• Work to do: Gather every line in the records below that contains the word "jest".

• Records provided:
--- --- ---
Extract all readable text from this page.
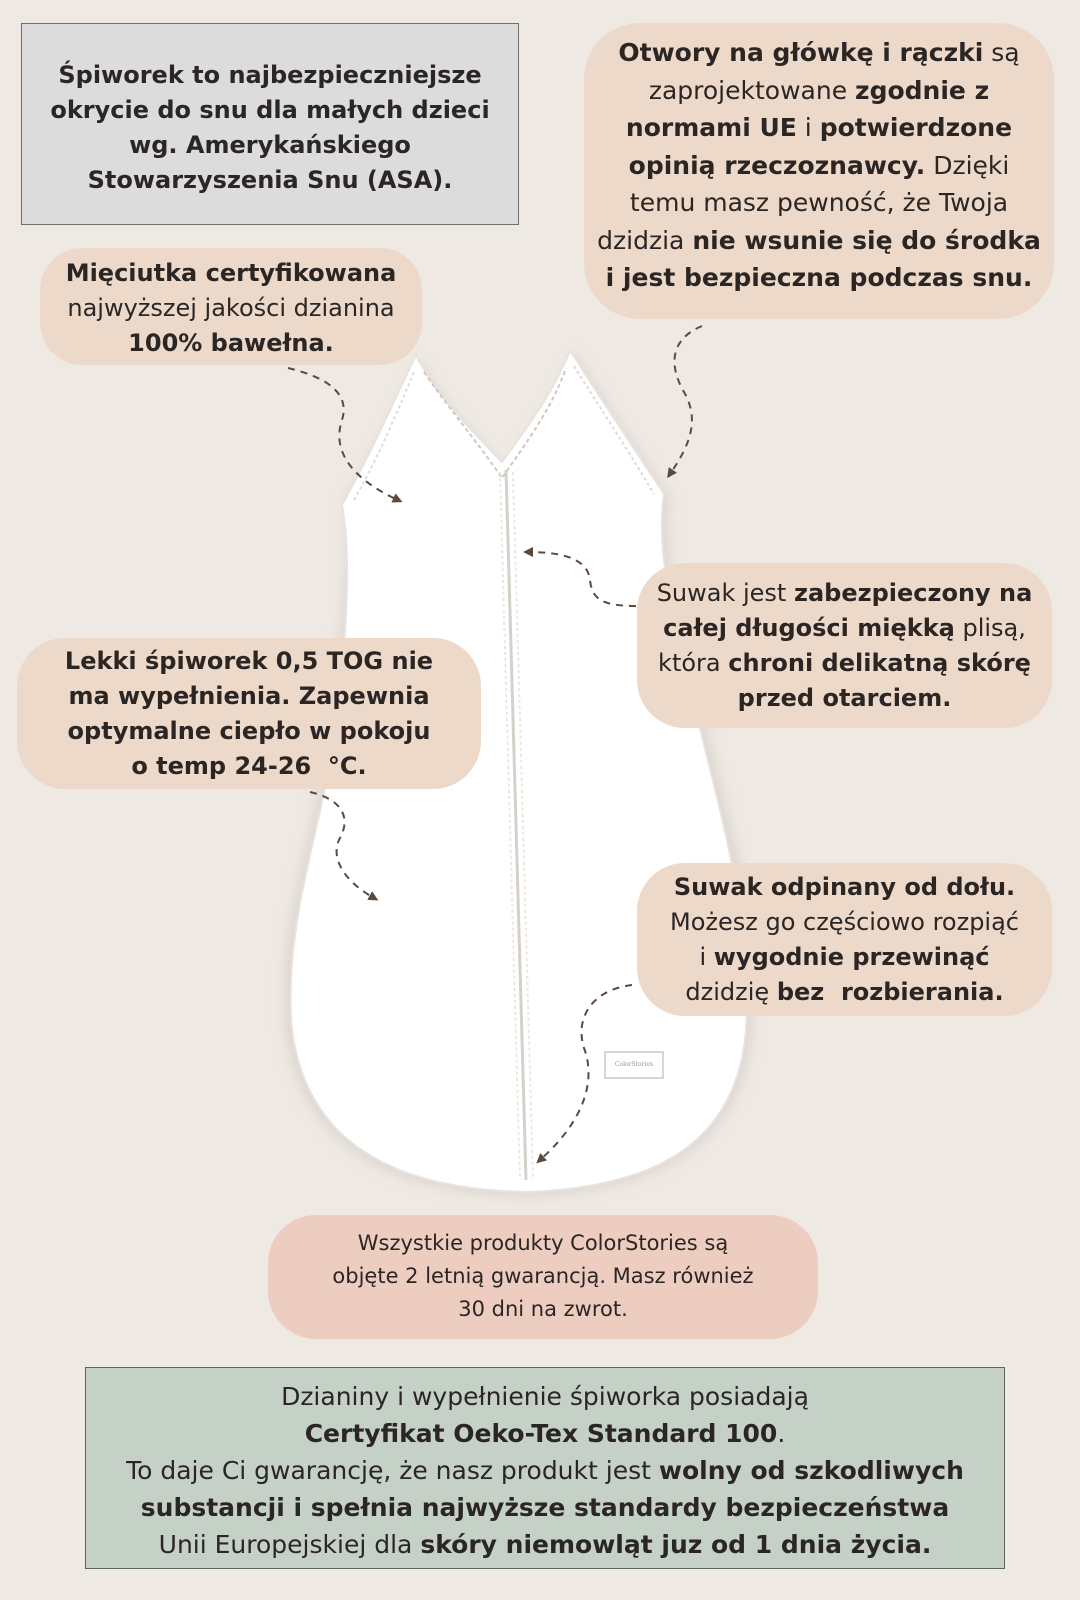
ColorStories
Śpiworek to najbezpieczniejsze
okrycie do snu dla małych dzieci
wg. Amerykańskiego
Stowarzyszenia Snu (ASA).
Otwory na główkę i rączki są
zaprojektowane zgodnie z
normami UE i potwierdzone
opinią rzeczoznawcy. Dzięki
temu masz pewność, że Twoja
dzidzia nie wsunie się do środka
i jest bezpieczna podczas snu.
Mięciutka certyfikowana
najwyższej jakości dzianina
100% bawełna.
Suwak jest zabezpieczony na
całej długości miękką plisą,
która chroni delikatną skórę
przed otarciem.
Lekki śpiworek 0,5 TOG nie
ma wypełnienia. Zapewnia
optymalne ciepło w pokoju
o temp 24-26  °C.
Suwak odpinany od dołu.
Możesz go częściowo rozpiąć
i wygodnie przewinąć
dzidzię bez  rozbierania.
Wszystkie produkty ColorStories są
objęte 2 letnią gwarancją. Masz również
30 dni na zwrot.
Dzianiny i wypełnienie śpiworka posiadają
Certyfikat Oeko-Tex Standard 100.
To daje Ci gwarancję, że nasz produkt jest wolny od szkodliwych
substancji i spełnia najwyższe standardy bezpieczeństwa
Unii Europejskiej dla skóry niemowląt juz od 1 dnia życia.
--- --- ---
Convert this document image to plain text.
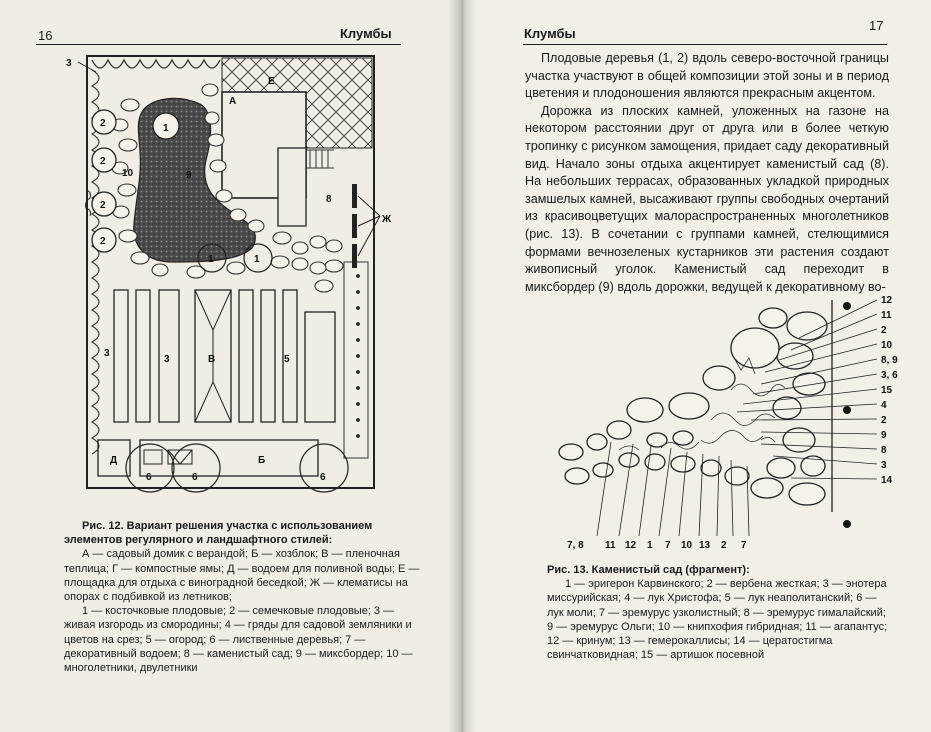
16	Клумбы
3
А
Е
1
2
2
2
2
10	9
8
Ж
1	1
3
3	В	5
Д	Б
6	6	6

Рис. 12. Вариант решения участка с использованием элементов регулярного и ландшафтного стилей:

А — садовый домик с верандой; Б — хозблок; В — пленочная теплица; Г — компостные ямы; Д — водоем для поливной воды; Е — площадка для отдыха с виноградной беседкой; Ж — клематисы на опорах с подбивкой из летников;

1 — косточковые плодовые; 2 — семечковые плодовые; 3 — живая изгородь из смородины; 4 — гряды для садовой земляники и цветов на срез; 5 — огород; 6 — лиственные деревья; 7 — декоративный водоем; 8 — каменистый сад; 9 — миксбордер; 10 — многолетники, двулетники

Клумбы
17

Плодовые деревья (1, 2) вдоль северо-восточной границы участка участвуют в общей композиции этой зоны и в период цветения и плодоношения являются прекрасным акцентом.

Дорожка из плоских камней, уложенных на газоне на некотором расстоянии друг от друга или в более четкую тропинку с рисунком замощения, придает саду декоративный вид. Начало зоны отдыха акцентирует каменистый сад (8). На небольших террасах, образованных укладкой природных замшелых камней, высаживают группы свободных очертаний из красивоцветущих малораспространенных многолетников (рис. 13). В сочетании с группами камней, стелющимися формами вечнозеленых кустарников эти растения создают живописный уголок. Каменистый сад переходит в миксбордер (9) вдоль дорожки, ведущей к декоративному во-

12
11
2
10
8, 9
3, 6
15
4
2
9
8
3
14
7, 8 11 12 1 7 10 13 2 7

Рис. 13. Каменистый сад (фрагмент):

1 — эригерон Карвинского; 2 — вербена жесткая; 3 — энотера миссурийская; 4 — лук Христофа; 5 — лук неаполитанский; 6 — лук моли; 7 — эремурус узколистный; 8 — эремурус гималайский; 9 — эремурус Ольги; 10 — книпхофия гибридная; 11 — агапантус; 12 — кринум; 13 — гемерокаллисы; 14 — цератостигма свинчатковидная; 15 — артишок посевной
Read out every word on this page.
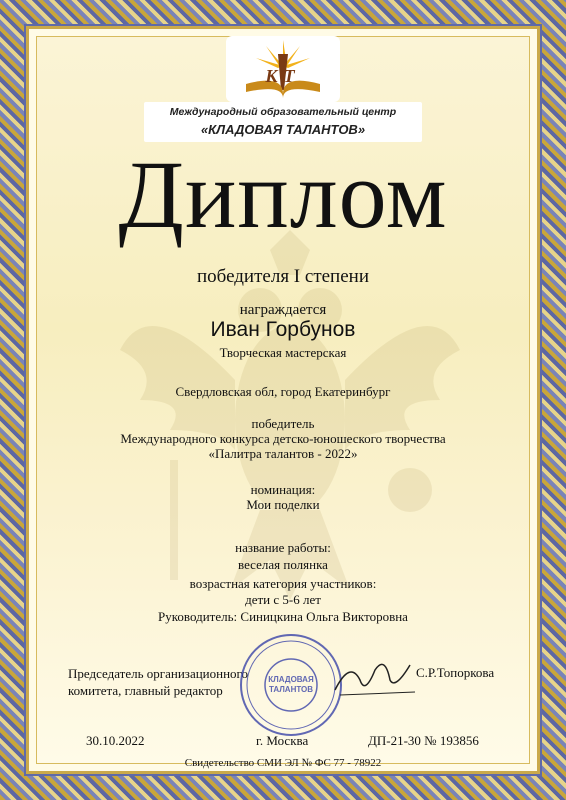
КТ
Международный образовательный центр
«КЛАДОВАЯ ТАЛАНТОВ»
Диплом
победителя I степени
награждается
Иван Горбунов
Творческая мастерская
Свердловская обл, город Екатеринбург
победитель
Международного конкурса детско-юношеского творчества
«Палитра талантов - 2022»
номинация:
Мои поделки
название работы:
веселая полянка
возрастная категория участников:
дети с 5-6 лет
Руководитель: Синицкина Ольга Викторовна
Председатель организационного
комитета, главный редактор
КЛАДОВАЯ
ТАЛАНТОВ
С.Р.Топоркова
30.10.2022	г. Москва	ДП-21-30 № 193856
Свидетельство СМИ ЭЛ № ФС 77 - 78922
--- --- ---
• Correct result:
i jest bezpieczna podczas snu.
Suwak jest zabezpieczony na
To daje Ci gwarancję, że nasz produkt jest wolny od szkodliwych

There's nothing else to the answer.